- **AIM OF THE TASK**
Keep the pictures out of the copy and print all the entries below exactly.

- **DATASET CONTENT**

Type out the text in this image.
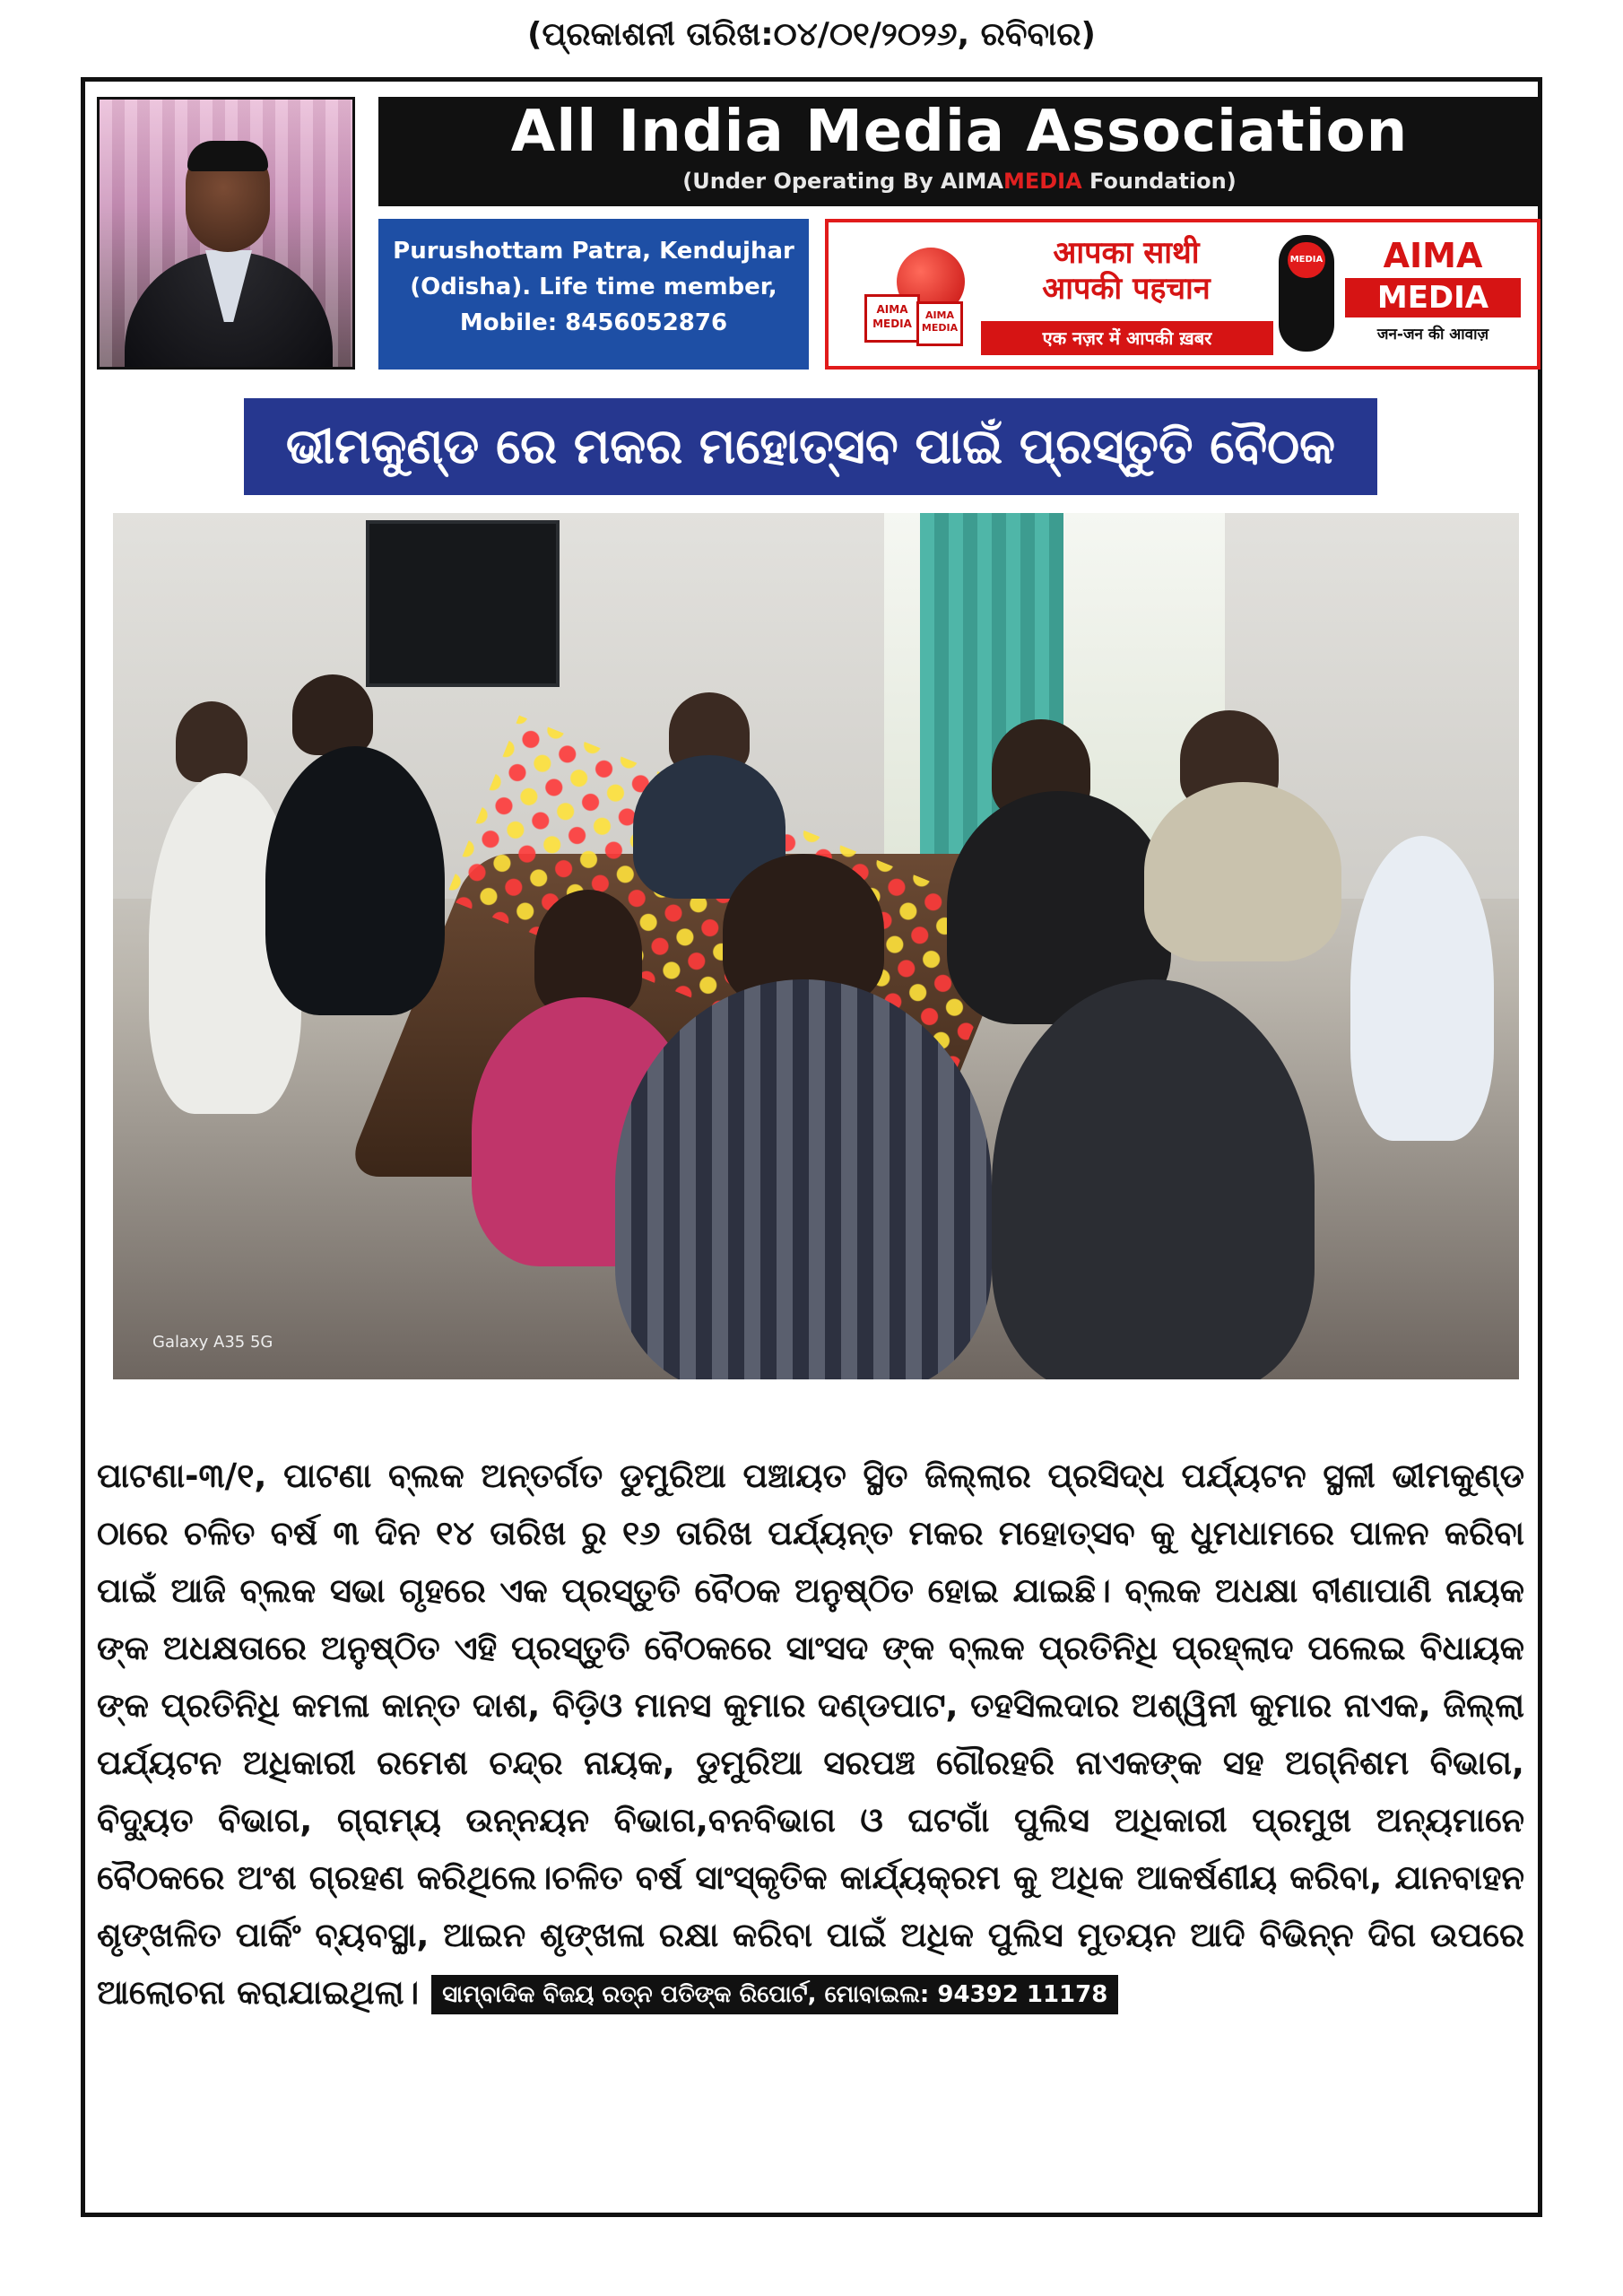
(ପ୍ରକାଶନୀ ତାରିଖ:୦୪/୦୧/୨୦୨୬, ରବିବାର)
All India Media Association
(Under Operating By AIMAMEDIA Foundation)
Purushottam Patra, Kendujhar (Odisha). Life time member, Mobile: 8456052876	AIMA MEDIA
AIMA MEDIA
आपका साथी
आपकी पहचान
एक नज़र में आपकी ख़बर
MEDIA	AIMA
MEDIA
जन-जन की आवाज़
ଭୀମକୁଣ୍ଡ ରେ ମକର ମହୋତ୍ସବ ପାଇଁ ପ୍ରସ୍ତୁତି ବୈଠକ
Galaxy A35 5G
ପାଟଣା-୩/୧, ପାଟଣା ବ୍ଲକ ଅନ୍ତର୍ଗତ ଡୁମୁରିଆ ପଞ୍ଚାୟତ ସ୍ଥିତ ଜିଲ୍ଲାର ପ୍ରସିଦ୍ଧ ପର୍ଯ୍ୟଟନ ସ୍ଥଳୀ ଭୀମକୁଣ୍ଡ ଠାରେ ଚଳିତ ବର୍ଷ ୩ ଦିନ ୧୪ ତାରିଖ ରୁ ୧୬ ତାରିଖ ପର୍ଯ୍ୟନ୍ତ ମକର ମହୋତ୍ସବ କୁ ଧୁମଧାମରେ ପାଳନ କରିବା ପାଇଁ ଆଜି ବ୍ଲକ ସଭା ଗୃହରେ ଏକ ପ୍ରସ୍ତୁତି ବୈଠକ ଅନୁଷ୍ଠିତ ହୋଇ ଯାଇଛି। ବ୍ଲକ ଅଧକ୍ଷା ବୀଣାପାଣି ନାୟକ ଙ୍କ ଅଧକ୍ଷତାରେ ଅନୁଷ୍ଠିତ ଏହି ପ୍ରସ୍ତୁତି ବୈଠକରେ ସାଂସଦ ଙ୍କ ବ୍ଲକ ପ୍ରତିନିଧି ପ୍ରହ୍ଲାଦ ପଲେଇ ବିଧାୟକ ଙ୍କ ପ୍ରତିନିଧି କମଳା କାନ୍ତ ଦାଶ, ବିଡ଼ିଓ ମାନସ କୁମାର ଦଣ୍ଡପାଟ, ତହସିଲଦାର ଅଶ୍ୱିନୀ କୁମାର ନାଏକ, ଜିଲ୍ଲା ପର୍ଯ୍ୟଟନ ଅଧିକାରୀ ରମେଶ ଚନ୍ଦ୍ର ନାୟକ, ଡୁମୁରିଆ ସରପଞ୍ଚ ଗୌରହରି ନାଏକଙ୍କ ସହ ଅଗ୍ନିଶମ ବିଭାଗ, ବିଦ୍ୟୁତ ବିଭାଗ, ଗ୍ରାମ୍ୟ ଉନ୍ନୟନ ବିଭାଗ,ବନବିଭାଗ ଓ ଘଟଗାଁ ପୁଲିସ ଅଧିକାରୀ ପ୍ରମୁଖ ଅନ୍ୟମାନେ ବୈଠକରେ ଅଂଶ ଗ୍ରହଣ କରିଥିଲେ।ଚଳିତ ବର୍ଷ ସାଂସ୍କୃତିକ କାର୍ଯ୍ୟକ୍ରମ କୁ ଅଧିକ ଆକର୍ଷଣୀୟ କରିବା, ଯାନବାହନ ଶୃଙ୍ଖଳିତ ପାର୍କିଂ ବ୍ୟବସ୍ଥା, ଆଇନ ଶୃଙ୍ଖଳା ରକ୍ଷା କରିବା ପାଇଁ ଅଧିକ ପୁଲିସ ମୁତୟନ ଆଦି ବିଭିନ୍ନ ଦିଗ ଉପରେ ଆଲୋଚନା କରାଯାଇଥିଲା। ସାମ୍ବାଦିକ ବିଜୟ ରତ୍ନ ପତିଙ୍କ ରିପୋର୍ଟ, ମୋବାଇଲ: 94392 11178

- **FINISHED EXERCISE**
Type out the text in this image.
(ପ୍ରକାଶନୀ ତାରିଖ:୦୪/୦୧/୨୦୨୬, ରବିବାର)
All India Media Association
(Under Operating By AIMAMEDIA Foundation)
Purushottam Patra, Kendujhar (Odisha). Life time member, Mobile: 8456052876	AIMA MEDIA
AIMA MEDIA
आपका साथी
आपकी पहचान
एक नज़र में आपकी ख़बर
MEDIA	AIMA
MEDIA
जन-जन की आवाज़
ଭୀମକୁଣ୍ଡ ରେ ମକର ମହୋତ୍ସବ ପାଇଁ ପ୍ରସ୍ତୁତି ବୈଠକ
Galaxy A35 5G
ପାଟଣା-୩/୧, ପାଟଣା ବ୍ଲକ ଅନ୍ତର୍ଗତ ଡୁମୁରିଆ ପଞ୍ଚାୟତ ସ୍ଥିତ ଜିଲ୍ଲାର ପ୍ରସିଦ୍ଧ ପର୍ଯ୍ୟଟନ ସ୍ଥଳୀ ଭୀମକୁଣ୍ଡ ଠାରେ ଚଳିତ ବର୍ଷ ୩ ଦିନ ୧୪ ତାରିଖ ରୁ ୧୬ ତାରିଖ ପର୍ଯ୍ୟନ୍ତ ମକର ମହୋତ୍ସବ କୁ ଧୁମଧାମରେ ପାଳନ କରିବା ପାଇଁ ଆଜି ବ୍ଲକ ସଭା ଗୃହରେ ଏକ ପ୍ରସ୍ତୁତି ବୈଠକ ଅନୁଷ୍ଠିତ ହୋଇ ଯାଇଛି। ବ୍ଲକ ଅଧକ୍ଷା ବୀଣାପାଣି ନାୟକ ଙ୍କ ଅଧକ୍ଷତାରେ ଅନୁଷ୍ଠିତ ଏହି ପ୍ରସ୍ତୁତି ବୈଠକରେ ସାଂସଦ ଙ୍କ ବ୍ଲକ ପ୍ରତିନିଧି ପ୍ରହ୍ଲାଦ ପଲେଇ ବିଧାୟକ ଙ୍କ ପ୍ରତିନିଧି କମଳା କାନ୍ତ ଦାଶ, ବିଡ଼ିଓ ମାନସ କୁମାର ଦଣ୍ଡପାଟ, ତହସିଲଦାର ଅଶ୍ୱିନୀ କୁମାର ନାଏକ, ଜିଲ୍ଲା ପର୍ଯ୍ୟଟନ ଅଧିକାରୀ ରମେଶ ଚନ୍ଦ୍ର ନାୟକ, ଡୁମୁରିଆ ସରପଞ୍ଚ ଗୌରହରି ନାଏକଙ୍କ ସହ ଅଗ୍ନିଶମ ବିଭାଗ, ବିଦ୍ୟୁତ ବିଭାଗ, ଗ୍ରାମ୍ୟ ଉନ୍ନୟନ ବିଭାଗ,ବନବିଭାଗ ଓ ଘଟଗାଁ ପୁଲିସ ଅଧିକାରୀ ପ୍ରମୁଖ ଅନ୍ୟମାନେ ବୈଠକରେ ଅଂଶ ଗ୍ରହଣ କରିଥିଲେ।ଚଳିତ ବର୍ଷ ସାଂସ୍କୃତିକ କାର୍ଯ୍ୟକ୍ରମ କୁ ଅଧିକ ଆକର୍ଷଣୀୟ କରିବା, ଯାନବାହନ ଶୃଙ୍ଖଳିତ ପାର୍କିଂ ବ୍ୟବସ୍ଥା, ଆଇନ ଶୃଙ୍ଖଳା ରକ୍ଷା କରିବା ପାଇଁ ଅଧିକ ପୁଲିସ ମୁତୟନ ଆଦି ବିଭିନ୍ନ ଦିଗ ଉପରେ ଆଲୋଚନା କରାଯାଇଥିଲା। ସାମ୍ବାଦିକ ବିଜୟ ରତ୍ନ ପତିଙ୍କ ରିପୋର୍ଟ, ମୋବାଇଲ: 94392 11178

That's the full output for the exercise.